GOAL OF THE EXERCISE ▸
The records should be written out in full, with nothing altered.

DATA LISTING ▸
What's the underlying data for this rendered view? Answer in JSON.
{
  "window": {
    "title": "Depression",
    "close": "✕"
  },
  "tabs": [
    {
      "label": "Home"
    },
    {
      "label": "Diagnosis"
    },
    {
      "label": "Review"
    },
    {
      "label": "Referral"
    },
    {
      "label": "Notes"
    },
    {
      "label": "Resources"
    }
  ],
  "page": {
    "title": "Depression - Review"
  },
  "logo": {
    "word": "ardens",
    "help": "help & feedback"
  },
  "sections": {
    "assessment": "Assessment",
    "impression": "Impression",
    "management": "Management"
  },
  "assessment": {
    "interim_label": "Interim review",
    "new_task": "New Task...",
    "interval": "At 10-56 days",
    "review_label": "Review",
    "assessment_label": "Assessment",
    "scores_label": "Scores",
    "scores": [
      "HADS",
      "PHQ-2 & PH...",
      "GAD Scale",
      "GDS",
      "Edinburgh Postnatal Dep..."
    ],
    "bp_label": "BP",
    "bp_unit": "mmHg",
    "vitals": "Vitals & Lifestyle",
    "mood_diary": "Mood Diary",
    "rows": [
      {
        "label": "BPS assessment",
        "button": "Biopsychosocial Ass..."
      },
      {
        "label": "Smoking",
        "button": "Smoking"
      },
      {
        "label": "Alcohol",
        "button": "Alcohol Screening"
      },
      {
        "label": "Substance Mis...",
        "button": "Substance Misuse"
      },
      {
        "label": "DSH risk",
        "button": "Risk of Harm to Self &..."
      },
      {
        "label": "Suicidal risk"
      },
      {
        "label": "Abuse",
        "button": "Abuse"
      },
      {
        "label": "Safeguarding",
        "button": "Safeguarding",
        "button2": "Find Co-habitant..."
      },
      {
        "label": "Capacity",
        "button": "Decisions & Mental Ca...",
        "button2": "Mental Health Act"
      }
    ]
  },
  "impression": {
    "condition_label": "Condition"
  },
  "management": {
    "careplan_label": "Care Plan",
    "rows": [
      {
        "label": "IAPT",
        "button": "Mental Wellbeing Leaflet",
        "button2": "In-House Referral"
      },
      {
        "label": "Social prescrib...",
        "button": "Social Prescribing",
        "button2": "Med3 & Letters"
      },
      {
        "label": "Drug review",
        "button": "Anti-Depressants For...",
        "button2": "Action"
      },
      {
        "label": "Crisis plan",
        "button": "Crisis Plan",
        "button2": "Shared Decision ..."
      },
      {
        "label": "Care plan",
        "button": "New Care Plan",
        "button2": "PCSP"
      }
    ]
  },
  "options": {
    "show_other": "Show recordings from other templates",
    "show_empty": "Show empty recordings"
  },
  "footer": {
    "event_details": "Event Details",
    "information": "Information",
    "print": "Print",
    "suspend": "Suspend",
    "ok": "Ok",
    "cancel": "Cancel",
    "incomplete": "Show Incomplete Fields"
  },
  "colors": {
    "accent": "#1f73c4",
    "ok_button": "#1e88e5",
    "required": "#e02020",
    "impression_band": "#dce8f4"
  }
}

RESULT OF THIS TASK ▸
What's the underlying data for this rendered view? Answer in JSON.
{
  "window": {
    "title": "Depression",
    "close": "✕"
  },
  "tabs": [
    {
      "label": "Home"
    },
    {
      "label": "Diagnosis"
    },
    {
      "label": "Review"
    },
    {
      "label": "Referral"
    },
    {
      "label": "Notes"
    },
    {
      "label": "Resources"
    }
  ],
  "page": {
    "title": "Depression - Review"
  },
  "logo": {
    "word": "ardens",
    "help": "help & feedback"
  },
  "sections": {
    "assessment": "Assessment",
    "impression": "Impression",
    "management": "Management"
  },
  "assessment": {
    "interim_label": "Interim review",
    "new_task": "New Task...",
    "interval": "At 10-56 days",
    "review_label": "Review",
    "assessment_label": "Assessment",
    "scores_label": "Scores",
    "scores": [
      "HADS",
      "PHQ-2 & PH...",
      "GAD Scale",
      "GDS",
      "Edinburgh Postnatal Dep..."
    ],
    "bp_label": "BP",
    "bp_unit": "mmHg",
    "vitals": "Vitals & Lifestyle",
    "mood_diary": "Mood Diary",
    "rows": [
      {
        "label": "BPS assessment",
        "button": "Biopsychosocial Ass..."
      },
      {
        "label": "Smoking",
        "button": "Smoking"
      },
      {
        "label": "Alcohol",
        "button": "Alcohol Screening"
      },
      {
        "label": "Substance Mis...",
        "button": "Substance Misuse"
      },
      {
        "label": "DSH risk",
        "button": "Risk of Harm to Self &..."
      },
      {
        "label": "Suicidal risk"
      },
      {
        "label": "Abuse",
        "button": "Abuse"
      },
      {
        "label": "Safeguarding",
        "button": "Safeguarding",
        "button2": "Find Co-habitant..."
      },
      {
        "label": "Capacity",
        "button": "Decisions & Mental Ca...",
        "button2": "Mental Health Act"
      }
    ]
  },
  "impression": {
    "condition_label": "Condition"
  },
  "management": {
    "careplan_label": "Care Plan",
    "rows": [
      {
        "label": "IAPT",
        "button": "Mental Wellbeing Leaflet",
        "button2": "In-House Referral"
      },
      {
        "label": "Social prescrib...",
        "button": "Social Prescribing",
        "button2": "Med3 & Letters"
      },
      {
        "label": "Drug review",
        "button": "Anti-Depressants For...",
        "button2": "Action"
      },
      {
        "label": "Crisis plan",
        "button": "Crisis Plan",
        "button2": "Shared Decision ..."
      },
      {
        "label": "Care plan",
        "button": "New Care Plan",
        "button2": "PCSP"
      }
    ]
  },
  "options": {
    "show_other": "Show recordings from other templates",
    "show_empty": "Show empty recordings"
  },
  "footer": {
    "event_details": "Event Details",
    "information": "Information",
    "print": "Print",
    "suspend": "Suspend",
    "ok": "Ok",
    "cancel": "Cancel",
    "incomplete": "Show Incomplete Fields"
  },
  "colors": {
    "accent": "#1f73c4",
    "ok_button": "#1e88e5",
    "required": "#e02020",
    "impression_band": "#dce8f4"
  }
}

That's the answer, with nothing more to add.